> _WHAT NEEDS TO BE DONE_
Give the number of lines that include the word "integer", nothing more.

[Begin]

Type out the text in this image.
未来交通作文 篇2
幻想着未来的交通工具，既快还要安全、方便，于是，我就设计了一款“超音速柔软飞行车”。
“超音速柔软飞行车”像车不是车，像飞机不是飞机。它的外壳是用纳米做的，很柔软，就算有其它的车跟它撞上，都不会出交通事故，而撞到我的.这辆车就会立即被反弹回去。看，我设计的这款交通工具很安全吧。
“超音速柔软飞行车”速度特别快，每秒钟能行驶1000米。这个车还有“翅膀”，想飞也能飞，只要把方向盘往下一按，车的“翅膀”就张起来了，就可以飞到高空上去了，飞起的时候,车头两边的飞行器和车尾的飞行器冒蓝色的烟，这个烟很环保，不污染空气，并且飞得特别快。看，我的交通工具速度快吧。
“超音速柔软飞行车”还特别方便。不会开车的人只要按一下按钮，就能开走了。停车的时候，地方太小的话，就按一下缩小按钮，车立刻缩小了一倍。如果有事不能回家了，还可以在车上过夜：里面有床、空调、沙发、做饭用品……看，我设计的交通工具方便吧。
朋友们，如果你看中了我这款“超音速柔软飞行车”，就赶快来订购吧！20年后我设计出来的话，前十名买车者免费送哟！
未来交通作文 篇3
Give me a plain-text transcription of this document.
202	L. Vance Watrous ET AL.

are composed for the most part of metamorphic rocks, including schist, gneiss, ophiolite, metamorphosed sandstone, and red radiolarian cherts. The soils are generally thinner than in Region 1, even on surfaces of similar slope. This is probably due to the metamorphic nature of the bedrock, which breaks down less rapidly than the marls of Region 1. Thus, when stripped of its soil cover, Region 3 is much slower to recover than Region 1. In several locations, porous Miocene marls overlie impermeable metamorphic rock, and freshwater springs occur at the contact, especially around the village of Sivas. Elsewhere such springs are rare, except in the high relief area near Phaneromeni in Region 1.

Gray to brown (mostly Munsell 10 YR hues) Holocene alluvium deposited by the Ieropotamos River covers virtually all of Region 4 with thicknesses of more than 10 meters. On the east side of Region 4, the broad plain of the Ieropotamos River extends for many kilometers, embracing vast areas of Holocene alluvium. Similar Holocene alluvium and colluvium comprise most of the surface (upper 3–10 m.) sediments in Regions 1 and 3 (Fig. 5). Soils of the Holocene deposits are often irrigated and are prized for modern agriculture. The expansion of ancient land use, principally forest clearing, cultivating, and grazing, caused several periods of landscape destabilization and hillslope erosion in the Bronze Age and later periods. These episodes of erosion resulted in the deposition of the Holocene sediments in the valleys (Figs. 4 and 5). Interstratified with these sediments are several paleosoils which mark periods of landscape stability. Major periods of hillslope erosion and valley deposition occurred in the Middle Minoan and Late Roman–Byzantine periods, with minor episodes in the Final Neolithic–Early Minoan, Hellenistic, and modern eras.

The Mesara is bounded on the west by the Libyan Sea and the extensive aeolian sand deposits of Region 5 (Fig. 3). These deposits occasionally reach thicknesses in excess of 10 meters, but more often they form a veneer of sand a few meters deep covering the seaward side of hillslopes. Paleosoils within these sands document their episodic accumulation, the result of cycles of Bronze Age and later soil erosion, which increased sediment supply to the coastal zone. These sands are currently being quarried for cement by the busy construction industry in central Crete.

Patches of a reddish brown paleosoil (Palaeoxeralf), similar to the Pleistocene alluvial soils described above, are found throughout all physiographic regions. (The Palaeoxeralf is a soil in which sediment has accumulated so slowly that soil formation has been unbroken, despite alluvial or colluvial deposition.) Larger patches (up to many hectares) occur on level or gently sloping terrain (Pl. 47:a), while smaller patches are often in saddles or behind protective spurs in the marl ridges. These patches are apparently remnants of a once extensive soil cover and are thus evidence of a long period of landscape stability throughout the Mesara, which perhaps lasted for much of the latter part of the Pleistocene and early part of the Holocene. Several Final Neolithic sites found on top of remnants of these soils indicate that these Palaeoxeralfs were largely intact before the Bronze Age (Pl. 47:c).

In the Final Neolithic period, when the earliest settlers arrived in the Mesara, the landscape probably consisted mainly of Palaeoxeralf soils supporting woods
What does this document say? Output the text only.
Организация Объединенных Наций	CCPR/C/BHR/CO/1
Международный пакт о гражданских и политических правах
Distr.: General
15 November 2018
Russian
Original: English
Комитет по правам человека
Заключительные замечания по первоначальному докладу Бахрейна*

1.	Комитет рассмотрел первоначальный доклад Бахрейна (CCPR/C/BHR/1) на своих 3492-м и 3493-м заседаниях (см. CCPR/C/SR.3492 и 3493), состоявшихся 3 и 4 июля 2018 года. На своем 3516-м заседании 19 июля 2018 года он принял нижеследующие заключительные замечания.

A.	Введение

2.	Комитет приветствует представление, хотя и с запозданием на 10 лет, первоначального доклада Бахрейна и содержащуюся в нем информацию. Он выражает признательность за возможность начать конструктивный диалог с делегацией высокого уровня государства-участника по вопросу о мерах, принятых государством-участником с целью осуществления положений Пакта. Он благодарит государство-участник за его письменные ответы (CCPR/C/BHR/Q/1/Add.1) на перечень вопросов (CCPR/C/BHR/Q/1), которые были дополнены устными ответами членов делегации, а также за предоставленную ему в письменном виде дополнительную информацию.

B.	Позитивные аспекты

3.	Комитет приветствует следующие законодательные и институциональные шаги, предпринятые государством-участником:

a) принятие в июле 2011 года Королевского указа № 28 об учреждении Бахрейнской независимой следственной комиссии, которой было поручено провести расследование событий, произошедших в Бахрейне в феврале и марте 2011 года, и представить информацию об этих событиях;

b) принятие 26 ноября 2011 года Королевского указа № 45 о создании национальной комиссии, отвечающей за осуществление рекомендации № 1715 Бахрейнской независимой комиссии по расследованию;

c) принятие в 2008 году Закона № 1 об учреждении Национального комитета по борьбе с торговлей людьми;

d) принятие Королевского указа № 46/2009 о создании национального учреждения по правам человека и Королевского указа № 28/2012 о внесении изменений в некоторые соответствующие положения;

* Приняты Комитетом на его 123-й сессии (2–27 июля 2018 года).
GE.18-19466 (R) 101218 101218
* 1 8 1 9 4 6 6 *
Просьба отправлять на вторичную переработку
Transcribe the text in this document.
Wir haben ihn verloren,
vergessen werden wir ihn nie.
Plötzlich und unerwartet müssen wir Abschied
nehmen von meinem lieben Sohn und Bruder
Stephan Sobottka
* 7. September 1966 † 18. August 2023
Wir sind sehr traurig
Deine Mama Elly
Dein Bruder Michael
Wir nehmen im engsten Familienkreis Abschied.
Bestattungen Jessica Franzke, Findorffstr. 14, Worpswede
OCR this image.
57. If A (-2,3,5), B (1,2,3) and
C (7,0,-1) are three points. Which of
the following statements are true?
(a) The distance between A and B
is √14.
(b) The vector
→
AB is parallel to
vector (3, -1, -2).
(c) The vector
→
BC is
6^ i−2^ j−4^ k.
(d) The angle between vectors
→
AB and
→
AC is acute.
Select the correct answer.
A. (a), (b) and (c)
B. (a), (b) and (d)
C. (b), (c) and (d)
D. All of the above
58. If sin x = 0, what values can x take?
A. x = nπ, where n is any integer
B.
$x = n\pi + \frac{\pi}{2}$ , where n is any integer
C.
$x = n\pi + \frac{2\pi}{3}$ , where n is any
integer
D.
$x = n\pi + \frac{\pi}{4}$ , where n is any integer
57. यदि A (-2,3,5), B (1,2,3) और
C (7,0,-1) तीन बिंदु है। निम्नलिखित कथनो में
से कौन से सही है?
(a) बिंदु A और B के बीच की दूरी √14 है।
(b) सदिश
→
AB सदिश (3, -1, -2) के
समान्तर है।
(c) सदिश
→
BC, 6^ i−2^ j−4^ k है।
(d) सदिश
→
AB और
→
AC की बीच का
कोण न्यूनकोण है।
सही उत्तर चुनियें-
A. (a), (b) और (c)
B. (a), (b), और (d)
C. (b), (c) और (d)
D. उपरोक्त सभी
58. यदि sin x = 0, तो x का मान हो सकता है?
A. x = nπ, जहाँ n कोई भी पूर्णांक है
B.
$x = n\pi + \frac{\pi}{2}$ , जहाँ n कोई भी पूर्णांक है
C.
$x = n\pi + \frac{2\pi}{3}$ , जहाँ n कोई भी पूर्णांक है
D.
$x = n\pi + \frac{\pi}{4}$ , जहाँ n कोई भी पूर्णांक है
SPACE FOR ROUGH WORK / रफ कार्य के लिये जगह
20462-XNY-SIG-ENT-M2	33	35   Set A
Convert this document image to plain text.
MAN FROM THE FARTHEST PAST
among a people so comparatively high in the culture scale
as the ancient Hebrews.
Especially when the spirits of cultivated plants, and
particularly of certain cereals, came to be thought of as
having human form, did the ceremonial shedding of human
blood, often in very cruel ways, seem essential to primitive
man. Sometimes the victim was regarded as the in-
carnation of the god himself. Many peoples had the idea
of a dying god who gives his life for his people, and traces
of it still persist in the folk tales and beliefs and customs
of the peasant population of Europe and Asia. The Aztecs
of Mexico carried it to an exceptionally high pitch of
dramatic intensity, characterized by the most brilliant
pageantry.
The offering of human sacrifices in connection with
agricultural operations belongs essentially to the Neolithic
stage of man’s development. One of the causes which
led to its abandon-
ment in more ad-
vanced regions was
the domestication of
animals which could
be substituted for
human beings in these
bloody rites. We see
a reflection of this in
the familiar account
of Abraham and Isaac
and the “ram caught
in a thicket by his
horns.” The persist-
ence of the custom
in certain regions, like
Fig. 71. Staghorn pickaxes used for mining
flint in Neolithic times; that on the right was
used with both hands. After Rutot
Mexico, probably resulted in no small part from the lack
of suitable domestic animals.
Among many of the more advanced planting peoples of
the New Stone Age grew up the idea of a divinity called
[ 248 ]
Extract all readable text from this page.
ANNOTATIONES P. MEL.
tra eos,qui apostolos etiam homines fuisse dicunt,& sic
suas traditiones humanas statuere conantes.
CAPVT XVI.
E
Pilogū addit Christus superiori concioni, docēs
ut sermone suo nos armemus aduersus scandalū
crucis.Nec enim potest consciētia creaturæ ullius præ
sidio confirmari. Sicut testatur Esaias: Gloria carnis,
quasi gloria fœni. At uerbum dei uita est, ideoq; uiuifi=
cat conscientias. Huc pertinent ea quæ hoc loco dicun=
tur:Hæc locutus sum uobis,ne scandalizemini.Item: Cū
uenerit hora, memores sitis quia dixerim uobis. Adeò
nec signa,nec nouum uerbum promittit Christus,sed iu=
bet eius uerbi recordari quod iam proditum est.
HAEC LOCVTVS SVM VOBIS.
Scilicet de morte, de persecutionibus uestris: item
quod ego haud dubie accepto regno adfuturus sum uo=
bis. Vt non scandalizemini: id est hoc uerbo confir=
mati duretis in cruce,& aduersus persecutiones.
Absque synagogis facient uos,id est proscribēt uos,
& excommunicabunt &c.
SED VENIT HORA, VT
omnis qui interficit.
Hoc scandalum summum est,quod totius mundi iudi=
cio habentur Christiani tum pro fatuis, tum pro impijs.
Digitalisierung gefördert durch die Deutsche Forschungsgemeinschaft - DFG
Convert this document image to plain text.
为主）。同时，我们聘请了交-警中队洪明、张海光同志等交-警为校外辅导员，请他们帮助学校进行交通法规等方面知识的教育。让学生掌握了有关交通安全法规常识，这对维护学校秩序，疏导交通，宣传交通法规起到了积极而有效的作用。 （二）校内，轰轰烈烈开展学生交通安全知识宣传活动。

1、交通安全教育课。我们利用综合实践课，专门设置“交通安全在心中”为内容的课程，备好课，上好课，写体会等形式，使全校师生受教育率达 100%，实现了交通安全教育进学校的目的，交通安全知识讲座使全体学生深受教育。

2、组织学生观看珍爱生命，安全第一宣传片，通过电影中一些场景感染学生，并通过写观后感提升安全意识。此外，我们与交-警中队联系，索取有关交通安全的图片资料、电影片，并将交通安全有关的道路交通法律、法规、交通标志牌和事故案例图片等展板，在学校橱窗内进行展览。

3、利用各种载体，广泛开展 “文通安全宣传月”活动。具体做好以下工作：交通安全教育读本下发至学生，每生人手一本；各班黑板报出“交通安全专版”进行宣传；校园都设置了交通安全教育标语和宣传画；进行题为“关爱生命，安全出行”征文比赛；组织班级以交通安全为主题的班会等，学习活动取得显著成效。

[End]

> _EXERCISE RESULT_
4